• **Instructions for the task**
Select every line below containing the word "WordPress".

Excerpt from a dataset
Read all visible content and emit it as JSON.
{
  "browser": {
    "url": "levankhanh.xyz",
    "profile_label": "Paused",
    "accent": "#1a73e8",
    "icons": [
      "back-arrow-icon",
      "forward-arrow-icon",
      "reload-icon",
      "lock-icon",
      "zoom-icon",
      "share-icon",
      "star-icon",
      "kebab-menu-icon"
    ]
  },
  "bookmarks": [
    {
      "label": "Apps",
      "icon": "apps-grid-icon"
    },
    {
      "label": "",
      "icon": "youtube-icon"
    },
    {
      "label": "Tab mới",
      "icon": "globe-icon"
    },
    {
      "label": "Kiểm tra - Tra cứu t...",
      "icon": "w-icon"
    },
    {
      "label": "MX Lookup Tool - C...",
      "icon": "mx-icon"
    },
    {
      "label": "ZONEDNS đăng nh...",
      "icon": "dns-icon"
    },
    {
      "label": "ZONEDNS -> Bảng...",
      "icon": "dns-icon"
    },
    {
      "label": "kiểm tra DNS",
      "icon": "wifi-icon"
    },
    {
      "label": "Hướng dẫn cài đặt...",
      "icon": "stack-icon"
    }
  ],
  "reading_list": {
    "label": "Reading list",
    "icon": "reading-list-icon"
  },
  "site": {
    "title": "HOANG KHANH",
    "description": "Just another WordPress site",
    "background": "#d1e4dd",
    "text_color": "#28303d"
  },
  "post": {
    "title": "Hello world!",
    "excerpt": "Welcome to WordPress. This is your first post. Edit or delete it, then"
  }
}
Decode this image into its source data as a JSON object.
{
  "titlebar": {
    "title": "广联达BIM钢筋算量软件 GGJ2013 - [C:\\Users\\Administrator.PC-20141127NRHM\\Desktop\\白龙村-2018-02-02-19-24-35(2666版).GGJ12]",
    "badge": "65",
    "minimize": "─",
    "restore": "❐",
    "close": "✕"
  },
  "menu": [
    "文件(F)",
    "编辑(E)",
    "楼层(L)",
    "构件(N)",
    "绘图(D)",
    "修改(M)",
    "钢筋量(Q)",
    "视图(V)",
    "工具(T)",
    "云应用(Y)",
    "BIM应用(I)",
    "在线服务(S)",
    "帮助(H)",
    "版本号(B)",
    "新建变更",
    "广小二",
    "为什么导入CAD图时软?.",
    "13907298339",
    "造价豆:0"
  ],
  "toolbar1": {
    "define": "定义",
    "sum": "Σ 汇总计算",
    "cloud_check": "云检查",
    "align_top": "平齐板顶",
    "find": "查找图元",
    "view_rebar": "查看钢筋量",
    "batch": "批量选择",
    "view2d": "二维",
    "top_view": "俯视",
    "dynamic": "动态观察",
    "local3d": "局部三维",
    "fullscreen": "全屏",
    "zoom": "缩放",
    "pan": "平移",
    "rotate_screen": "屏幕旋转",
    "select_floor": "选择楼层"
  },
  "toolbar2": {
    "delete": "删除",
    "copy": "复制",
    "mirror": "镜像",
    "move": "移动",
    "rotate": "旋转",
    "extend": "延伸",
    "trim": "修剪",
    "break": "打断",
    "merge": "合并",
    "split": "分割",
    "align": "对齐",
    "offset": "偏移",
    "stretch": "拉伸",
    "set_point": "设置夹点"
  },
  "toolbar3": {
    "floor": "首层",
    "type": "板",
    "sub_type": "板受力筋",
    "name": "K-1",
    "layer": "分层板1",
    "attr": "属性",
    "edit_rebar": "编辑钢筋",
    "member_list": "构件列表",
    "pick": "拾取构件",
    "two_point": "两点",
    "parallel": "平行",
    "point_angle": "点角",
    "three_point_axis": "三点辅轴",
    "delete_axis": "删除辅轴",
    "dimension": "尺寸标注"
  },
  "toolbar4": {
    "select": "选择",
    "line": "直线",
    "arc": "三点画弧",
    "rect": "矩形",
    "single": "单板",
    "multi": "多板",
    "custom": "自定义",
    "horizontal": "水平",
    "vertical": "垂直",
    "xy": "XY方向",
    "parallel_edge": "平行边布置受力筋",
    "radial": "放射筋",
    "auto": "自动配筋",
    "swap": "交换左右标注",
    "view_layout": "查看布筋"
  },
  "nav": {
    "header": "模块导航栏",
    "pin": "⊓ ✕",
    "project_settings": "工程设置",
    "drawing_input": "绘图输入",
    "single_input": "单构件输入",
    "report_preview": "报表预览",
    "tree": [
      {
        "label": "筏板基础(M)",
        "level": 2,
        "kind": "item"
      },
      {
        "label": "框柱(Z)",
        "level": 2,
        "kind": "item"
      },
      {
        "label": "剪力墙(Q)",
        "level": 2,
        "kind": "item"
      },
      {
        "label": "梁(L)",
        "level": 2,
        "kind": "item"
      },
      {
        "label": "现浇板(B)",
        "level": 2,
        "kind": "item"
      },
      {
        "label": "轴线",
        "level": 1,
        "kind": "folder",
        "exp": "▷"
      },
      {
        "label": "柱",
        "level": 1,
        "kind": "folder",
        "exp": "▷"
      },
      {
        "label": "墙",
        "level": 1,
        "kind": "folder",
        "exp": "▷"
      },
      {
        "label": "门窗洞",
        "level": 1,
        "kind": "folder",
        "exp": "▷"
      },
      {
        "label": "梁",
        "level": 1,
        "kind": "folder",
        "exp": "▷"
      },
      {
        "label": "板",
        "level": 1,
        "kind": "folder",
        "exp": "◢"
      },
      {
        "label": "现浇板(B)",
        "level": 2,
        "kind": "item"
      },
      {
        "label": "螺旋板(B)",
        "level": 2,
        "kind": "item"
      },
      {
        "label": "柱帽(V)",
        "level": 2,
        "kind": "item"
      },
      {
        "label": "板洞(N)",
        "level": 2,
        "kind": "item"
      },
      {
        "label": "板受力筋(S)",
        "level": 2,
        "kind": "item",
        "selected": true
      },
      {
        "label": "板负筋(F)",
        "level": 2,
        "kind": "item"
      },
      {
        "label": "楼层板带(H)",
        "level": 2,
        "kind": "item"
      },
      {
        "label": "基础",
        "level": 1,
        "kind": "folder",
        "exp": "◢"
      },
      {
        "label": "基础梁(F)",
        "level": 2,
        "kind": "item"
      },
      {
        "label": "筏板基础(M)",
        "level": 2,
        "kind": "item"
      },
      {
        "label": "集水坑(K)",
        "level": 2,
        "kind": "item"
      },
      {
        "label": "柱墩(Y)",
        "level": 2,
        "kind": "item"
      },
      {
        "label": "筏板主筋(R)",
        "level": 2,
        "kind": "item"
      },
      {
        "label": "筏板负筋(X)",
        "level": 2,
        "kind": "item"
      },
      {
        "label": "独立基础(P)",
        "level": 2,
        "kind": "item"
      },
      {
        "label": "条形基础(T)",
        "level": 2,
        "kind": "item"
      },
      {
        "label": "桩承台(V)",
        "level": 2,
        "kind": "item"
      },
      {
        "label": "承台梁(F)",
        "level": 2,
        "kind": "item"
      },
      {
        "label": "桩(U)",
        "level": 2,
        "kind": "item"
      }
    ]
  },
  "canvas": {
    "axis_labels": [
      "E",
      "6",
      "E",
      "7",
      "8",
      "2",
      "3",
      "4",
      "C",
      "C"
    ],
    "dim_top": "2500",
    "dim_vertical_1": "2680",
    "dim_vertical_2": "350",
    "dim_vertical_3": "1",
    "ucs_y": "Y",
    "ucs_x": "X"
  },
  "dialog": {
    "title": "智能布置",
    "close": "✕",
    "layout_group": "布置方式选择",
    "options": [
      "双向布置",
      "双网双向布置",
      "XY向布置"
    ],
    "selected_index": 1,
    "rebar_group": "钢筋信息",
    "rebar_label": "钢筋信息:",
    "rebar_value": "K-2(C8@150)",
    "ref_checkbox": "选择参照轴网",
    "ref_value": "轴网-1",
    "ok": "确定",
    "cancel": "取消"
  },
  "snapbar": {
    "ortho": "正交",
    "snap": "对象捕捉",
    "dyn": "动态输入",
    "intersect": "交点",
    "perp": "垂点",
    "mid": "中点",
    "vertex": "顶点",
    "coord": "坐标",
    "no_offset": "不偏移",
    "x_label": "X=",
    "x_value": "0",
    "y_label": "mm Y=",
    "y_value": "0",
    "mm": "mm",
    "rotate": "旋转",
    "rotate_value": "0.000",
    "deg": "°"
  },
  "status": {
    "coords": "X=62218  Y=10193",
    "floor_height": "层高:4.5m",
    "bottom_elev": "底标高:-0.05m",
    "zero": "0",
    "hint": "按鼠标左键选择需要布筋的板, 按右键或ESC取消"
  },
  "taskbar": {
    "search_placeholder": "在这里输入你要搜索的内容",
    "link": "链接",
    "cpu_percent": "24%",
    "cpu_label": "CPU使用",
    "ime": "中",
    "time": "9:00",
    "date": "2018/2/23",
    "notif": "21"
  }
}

• **Expected answer**
    "description": "Just another WordPress site",
    "excerpt": "Welcome to WordPress. This is your first post. Edit or delete it, then"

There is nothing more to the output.